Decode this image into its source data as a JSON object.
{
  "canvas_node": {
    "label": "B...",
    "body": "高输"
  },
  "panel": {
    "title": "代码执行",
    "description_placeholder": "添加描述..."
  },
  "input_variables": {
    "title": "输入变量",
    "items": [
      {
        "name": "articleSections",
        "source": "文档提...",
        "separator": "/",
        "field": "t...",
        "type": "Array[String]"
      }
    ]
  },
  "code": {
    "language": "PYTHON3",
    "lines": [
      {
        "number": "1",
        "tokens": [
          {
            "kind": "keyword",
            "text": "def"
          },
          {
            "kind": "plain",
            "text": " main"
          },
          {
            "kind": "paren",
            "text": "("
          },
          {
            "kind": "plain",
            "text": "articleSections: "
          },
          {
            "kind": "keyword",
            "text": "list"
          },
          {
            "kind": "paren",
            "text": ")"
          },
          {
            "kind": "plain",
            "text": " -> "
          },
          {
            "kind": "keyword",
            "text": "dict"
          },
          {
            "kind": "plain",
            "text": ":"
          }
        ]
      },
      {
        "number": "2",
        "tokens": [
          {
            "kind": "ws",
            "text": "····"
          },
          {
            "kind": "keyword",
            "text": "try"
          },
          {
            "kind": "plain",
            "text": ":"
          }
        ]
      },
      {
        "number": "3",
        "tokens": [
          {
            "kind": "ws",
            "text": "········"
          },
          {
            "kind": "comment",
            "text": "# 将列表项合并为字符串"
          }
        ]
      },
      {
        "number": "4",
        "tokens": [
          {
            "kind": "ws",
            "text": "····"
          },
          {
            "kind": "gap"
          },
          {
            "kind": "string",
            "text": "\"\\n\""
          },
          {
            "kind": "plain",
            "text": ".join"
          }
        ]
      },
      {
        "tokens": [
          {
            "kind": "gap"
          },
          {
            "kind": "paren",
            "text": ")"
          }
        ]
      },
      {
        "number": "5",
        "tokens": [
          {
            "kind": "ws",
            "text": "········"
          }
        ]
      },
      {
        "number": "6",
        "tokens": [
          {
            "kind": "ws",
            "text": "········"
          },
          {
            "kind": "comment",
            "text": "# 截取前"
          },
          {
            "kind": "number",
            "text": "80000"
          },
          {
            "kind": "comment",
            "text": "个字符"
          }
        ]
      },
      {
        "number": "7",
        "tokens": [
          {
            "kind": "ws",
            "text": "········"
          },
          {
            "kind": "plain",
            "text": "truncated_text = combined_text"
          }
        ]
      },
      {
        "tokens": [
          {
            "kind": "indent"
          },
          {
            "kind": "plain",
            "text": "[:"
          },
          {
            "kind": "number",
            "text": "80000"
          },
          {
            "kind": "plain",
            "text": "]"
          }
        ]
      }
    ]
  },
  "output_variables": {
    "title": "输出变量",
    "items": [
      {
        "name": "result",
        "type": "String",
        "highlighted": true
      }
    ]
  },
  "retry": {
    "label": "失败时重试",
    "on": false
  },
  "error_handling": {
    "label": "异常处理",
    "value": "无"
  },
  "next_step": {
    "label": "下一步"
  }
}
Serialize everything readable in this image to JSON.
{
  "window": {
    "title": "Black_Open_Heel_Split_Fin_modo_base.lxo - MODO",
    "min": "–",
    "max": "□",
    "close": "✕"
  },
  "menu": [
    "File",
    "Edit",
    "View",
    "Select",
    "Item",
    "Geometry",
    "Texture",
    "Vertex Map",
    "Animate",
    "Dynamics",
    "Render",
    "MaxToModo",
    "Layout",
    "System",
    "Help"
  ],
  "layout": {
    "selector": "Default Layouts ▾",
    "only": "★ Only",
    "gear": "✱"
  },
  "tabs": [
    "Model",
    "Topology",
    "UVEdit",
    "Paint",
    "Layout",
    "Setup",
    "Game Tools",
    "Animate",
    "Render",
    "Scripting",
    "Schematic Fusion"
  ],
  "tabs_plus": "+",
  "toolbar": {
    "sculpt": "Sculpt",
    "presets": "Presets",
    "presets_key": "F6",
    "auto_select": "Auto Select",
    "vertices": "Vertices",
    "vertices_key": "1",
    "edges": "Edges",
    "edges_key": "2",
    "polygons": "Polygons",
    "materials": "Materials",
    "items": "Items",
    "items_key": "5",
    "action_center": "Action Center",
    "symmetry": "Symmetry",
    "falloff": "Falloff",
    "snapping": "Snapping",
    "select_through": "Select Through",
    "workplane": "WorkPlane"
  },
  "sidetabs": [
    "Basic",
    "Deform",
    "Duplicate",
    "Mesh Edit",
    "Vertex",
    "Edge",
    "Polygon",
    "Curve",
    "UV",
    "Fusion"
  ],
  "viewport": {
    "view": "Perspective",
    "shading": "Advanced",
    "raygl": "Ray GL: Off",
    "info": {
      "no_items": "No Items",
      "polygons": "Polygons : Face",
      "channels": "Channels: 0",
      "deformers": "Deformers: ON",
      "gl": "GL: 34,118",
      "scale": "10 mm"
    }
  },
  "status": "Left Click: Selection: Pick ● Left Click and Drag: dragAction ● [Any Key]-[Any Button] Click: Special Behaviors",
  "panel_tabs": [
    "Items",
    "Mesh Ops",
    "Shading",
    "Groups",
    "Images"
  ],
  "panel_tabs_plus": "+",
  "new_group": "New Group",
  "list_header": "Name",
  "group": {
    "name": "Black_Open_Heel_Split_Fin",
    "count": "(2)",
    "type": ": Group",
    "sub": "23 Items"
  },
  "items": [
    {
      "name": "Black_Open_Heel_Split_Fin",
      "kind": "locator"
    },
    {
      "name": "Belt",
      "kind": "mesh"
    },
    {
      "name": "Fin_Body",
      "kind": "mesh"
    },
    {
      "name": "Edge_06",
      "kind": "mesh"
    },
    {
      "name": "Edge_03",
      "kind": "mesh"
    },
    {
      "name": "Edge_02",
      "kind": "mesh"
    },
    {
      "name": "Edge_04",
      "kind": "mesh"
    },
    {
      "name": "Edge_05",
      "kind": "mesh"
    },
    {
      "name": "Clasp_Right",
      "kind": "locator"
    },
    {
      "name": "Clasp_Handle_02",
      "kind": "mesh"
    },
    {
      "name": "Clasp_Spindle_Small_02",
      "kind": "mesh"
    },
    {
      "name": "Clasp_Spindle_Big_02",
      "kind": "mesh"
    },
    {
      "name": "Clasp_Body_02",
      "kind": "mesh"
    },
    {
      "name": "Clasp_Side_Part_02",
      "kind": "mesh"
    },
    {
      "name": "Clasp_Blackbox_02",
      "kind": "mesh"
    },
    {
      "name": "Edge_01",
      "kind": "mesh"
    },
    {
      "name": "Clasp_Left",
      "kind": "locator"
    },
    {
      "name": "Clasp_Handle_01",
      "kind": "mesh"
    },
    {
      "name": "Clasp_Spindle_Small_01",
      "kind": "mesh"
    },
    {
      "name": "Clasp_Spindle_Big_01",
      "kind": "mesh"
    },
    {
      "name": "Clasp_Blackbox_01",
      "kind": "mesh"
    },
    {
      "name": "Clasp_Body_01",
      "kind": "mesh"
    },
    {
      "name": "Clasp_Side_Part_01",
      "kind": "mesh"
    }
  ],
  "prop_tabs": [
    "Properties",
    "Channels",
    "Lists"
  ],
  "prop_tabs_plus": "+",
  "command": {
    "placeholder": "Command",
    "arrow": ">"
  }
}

→ **Aim**
Check every line of the data above for the string "Polygons", and copy those that have it.

→ **Exercise result**
    "polygons": "Polygons",
      "polygons": "Polygons : Face",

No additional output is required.